Listed entries: Begin
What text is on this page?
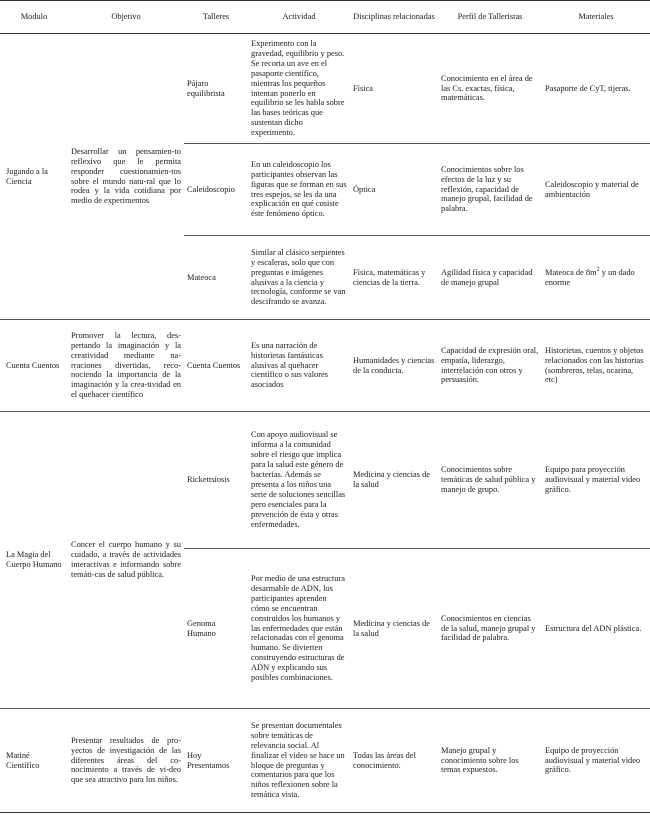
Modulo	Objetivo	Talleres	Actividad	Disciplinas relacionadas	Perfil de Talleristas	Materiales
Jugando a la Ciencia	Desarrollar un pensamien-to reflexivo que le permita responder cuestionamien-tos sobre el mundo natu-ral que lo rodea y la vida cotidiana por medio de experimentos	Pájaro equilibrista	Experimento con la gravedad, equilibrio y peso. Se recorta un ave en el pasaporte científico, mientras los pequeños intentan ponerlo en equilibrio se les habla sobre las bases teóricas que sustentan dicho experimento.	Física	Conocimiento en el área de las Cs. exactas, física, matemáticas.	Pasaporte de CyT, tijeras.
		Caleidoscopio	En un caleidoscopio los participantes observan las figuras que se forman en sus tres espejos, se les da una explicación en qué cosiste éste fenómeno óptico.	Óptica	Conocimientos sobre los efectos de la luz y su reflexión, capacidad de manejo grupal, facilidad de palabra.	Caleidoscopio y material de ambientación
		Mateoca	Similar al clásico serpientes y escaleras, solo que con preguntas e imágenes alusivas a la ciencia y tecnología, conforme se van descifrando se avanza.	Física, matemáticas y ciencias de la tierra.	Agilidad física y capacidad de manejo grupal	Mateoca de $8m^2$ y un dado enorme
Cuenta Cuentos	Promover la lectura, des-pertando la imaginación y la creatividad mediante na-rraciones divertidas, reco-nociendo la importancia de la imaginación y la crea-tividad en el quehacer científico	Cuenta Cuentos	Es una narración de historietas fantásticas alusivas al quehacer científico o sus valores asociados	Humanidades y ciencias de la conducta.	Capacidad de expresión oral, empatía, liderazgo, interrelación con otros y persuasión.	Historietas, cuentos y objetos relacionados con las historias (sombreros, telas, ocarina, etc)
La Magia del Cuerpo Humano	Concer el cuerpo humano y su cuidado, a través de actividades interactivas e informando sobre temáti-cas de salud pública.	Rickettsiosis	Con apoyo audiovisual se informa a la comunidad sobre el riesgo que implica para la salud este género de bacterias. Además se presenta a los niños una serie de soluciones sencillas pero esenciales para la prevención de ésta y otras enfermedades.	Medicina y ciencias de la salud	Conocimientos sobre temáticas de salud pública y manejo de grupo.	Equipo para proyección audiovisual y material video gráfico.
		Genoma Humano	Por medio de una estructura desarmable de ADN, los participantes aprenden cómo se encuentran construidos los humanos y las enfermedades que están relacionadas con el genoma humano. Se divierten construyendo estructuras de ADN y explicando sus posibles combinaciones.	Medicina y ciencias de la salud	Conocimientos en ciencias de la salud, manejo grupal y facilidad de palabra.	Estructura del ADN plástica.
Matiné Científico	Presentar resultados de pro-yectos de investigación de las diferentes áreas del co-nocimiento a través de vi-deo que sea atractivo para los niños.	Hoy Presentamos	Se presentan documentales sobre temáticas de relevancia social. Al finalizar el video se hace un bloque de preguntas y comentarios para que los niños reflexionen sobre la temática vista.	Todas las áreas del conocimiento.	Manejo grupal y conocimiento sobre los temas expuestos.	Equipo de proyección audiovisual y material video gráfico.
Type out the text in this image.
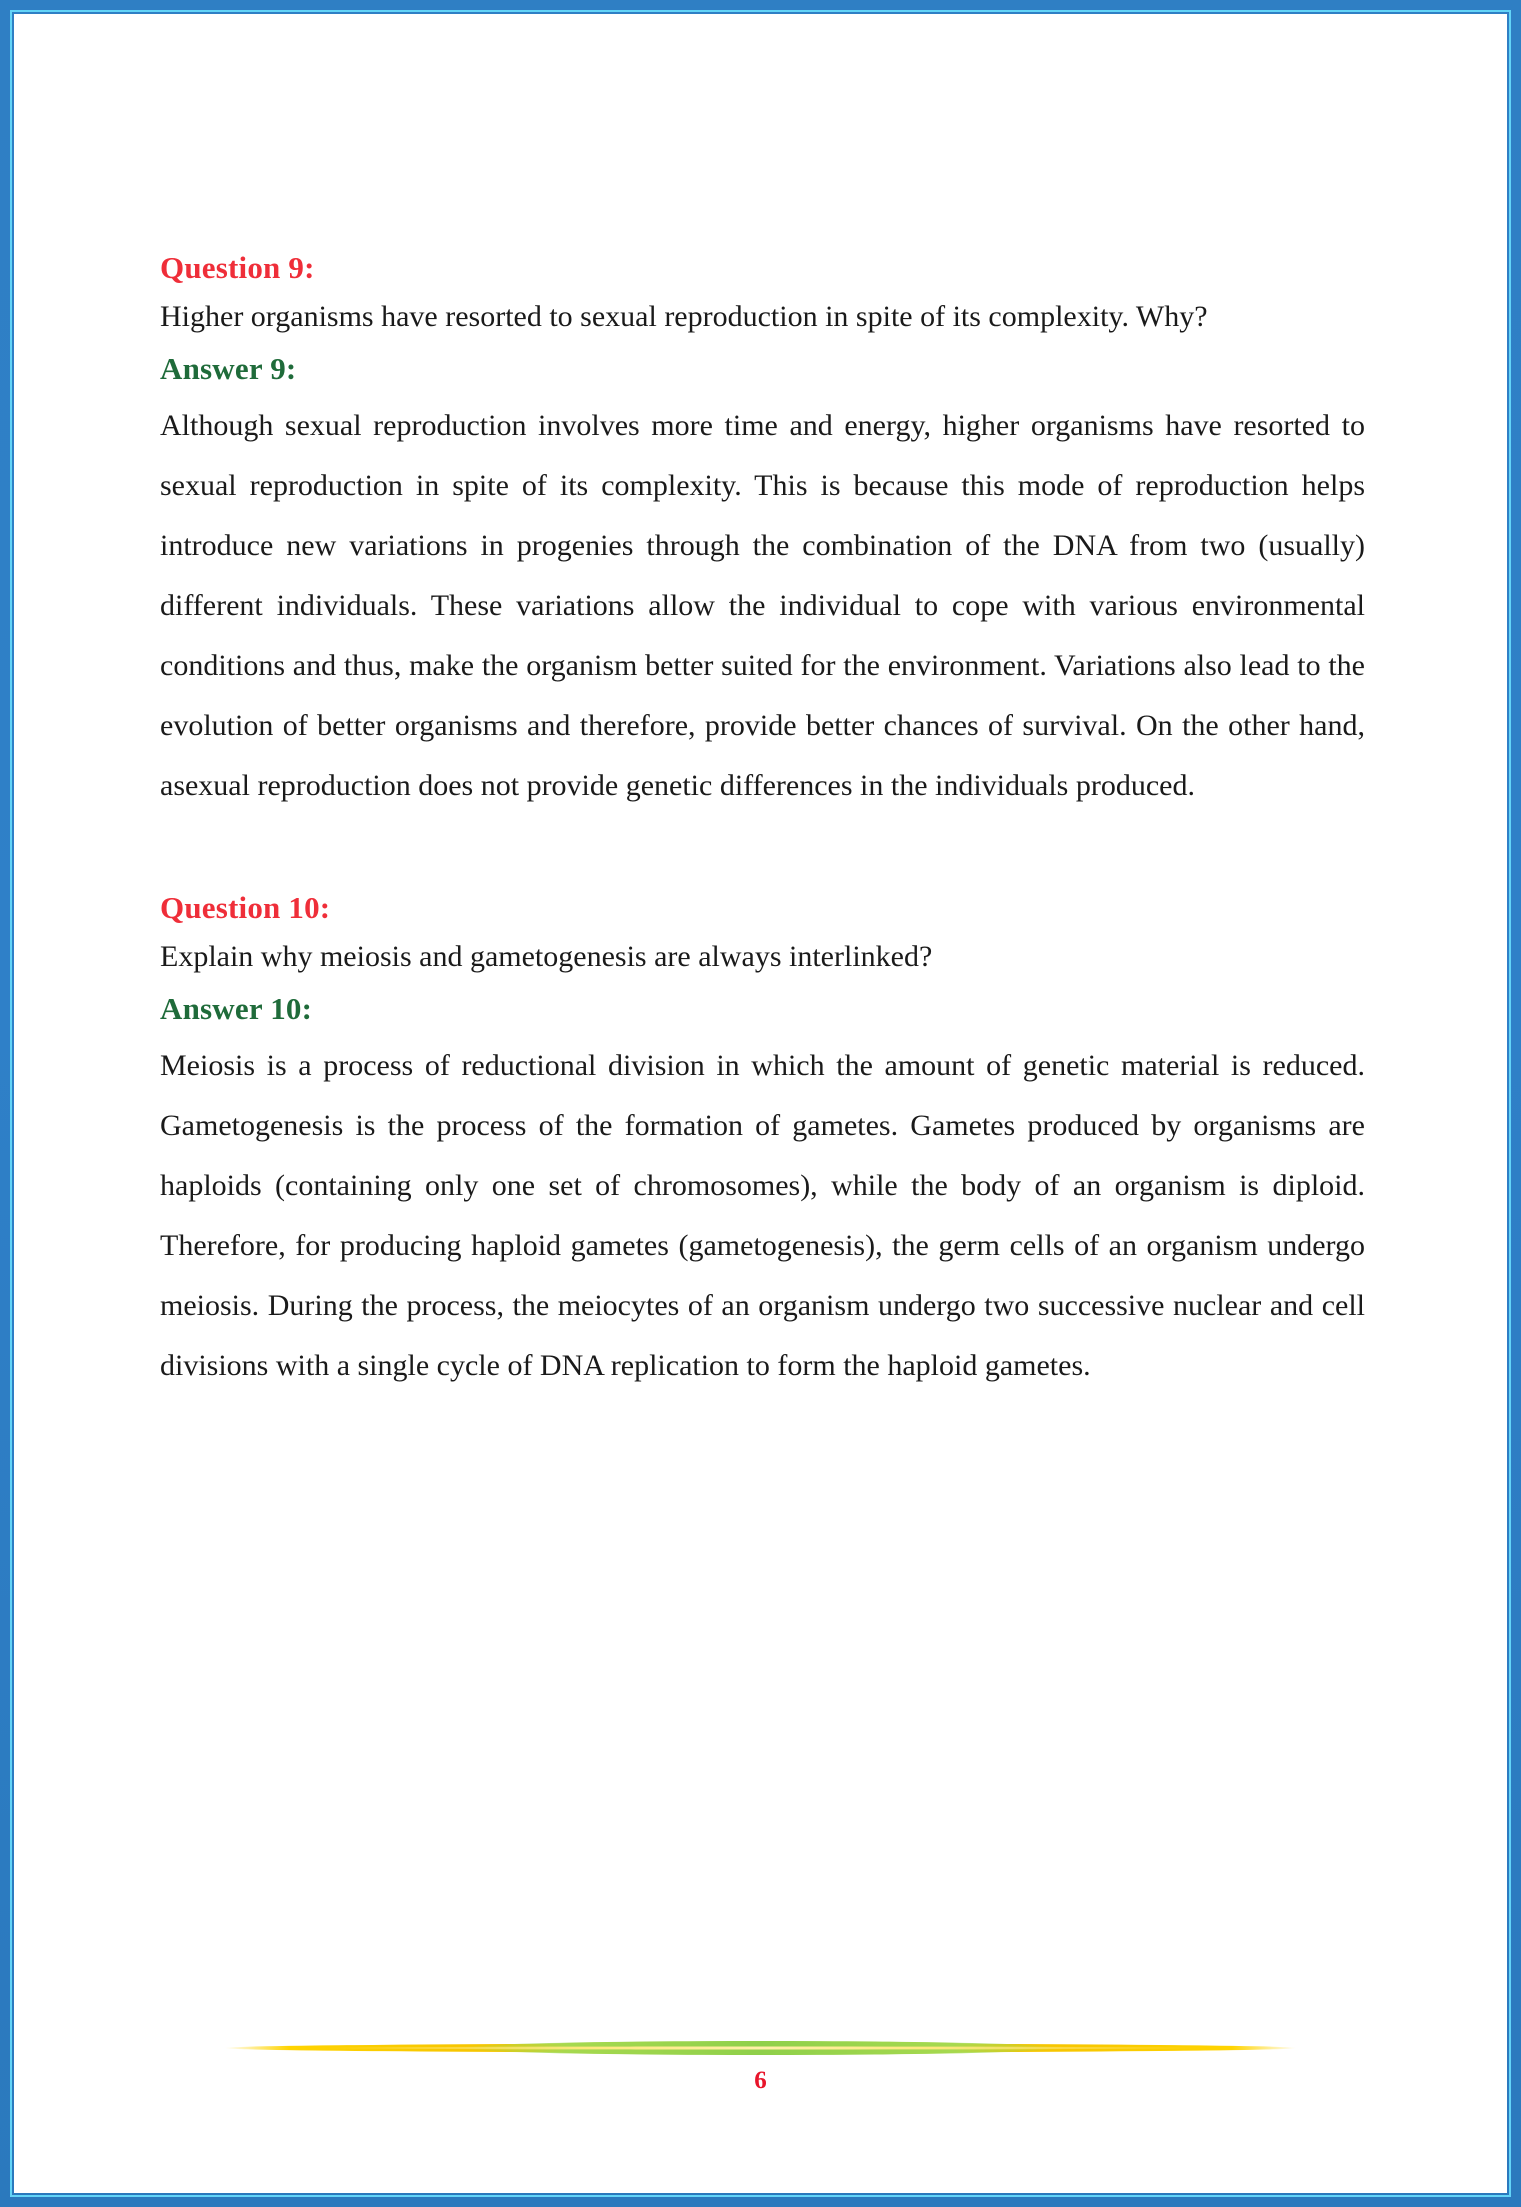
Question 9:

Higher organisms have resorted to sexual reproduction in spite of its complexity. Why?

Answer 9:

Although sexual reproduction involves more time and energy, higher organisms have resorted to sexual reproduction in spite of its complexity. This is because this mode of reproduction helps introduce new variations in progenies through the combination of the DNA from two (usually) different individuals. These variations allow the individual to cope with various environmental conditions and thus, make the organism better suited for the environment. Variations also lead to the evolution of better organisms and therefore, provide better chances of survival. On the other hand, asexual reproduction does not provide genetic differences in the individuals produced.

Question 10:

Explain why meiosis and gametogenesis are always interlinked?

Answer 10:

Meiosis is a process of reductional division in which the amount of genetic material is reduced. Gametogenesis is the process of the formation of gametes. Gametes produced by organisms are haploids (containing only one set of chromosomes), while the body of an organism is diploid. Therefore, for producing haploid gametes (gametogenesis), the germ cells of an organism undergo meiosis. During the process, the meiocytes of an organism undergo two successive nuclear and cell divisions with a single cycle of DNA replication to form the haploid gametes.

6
Listed entries: End
Listed entries: Begin
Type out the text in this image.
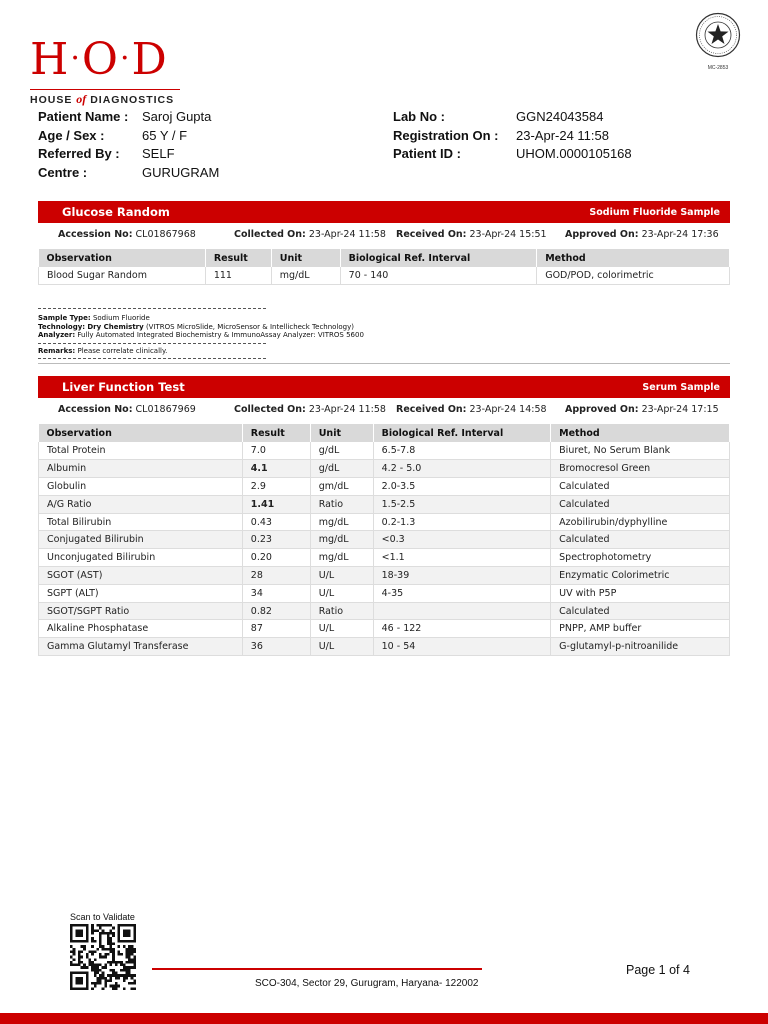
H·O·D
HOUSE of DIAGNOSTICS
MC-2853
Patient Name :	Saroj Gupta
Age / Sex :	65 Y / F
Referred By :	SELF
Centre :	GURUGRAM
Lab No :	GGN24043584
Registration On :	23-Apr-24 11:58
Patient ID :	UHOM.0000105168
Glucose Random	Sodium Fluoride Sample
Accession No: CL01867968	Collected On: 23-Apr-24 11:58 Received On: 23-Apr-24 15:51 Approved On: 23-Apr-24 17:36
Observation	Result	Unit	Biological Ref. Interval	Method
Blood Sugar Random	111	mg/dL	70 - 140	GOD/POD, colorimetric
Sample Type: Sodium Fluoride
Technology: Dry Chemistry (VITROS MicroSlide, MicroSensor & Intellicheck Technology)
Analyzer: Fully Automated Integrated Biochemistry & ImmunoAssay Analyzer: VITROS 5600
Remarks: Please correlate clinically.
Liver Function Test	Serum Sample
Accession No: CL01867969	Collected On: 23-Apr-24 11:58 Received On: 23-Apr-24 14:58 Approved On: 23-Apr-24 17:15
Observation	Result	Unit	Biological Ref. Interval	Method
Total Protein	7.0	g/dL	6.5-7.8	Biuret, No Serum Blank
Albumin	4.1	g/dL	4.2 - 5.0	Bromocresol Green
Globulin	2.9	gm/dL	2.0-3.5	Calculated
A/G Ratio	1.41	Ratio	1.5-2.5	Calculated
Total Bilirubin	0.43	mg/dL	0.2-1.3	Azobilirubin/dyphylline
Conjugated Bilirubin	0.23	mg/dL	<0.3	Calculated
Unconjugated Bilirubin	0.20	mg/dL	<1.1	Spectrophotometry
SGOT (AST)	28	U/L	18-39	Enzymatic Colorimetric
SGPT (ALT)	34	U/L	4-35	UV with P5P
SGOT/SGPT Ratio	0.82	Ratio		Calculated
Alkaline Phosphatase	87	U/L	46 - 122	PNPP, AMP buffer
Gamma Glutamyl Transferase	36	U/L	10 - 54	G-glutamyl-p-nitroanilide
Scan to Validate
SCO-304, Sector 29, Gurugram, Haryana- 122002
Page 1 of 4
Listed entries: End
Listed entries: Begin
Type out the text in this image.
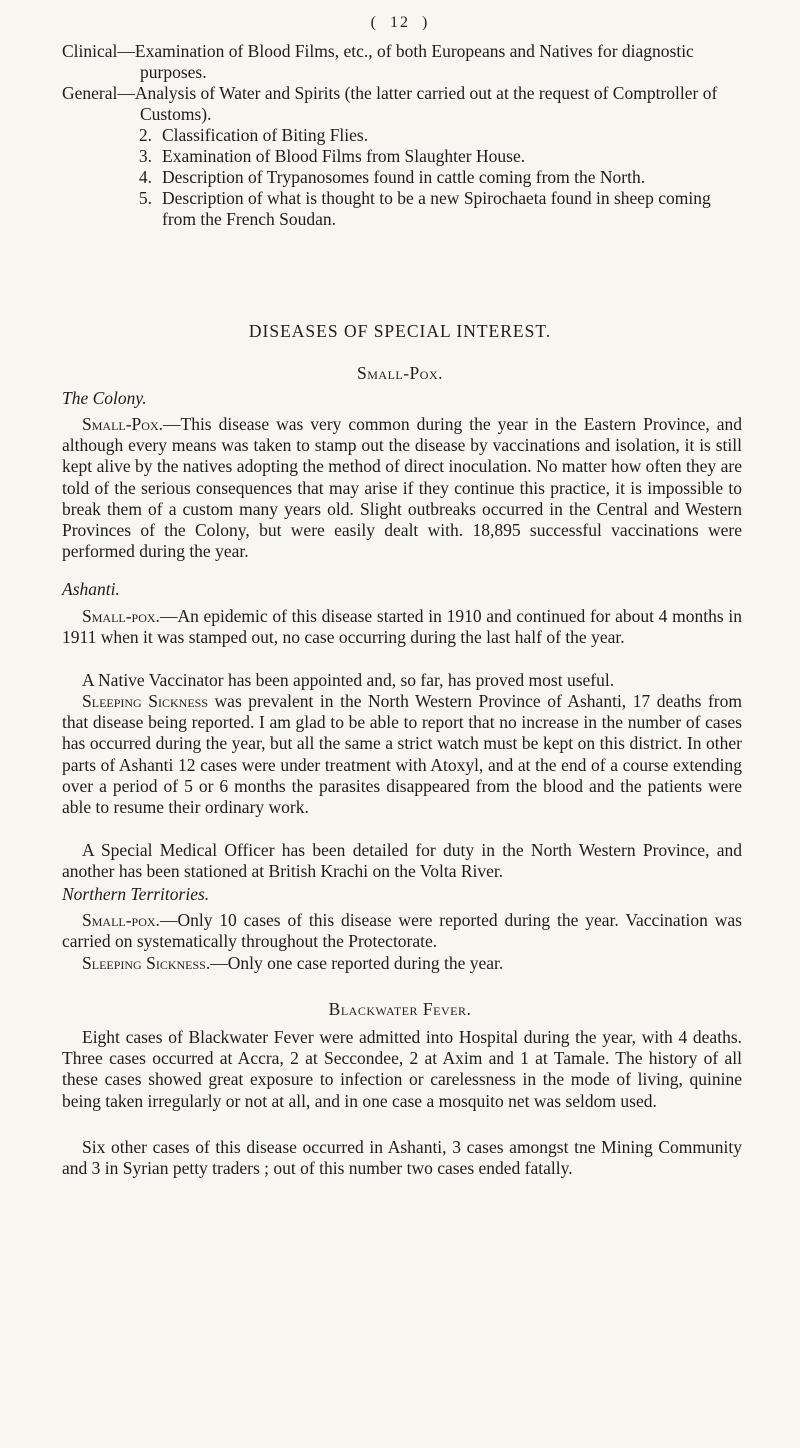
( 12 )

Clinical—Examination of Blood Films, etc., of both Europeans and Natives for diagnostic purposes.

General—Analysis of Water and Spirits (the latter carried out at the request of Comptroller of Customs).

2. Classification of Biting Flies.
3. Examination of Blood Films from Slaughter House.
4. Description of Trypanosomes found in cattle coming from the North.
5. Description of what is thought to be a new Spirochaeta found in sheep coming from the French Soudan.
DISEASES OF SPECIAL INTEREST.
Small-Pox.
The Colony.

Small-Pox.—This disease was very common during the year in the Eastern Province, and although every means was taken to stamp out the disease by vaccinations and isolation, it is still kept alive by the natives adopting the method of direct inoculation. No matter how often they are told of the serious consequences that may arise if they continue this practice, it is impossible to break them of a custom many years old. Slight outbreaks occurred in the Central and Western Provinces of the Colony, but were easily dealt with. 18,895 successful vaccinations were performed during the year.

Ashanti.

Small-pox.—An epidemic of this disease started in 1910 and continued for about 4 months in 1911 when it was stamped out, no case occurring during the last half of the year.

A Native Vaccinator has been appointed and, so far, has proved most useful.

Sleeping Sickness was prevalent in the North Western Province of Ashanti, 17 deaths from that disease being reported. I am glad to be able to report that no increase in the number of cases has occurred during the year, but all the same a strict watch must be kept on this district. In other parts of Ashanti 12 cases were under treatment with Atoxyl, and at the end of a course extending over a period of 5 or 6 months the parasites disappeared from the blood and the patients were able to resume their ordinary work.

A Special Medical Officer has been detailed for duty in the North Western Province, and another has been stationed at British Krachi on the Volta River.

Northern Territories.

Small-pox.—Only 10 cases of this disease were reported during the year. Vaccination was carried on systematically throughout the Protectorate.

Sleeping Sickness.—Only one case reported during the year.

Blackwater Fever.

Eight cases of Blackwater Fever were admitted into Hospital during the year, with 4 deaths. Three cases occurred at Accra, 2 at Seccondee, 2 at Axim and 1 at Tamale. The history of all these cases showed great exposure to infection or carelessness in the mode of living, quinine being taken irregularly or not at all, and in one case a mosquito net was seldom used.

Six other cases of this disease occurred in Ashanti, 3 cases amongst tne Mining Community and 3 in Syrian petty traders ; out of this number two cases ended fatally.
Listed entries: End
— What you have to do —
Where does the string "were" appear in the records? Copy every line that holds it.

— Reply to the exercise —
Small-Pox.—This disease was very common during the year in the Eastern Province, and although every means was taken to stamp out the disease by vaccinations and isolation, it is still kept alive by the natives adopting the method of direct inoculation. No matter how often they are told of the serious consequences that may arise if they continue this practice, it is impossible to break them of a custom many years old. Slight outbreaks occurred in the Central and Western Provinces of the Colony, but were easily dealt with. 18,895 successful vaccinations were performed during the year.
Sleeping Sickness was prevalent in the North Western Province of Ashanti, 17 deaths from that disease being reported. I am glad to be able to report that no increase in the number of cases has occurred during the year, but all the same a strict watch must be kept on this district. In other parts of Ashanti 12 cases were under treatment with Atoxyl, and at the end of a course extending over a period of 5 or 6 months the parasites disappeared from the blood and the patients were able to resume their ordinary work.
Small-pox.—Only 10 cases of this disease were reported during the year. Vaccination was carried on systematically throughout the Protectorate.
Eight cases of Blackwater Fever were admitted into Hospital during the year, with 4 deaths. Three cases occurred at Accra, 2 at Seccondee, 2 at Axim and 1 at Tamale. The history of all these cases showed great exposure to infection or carelessness in the mode of living, quinine being taken irregularly or not at all, and in one case a mosquito net was seldom used.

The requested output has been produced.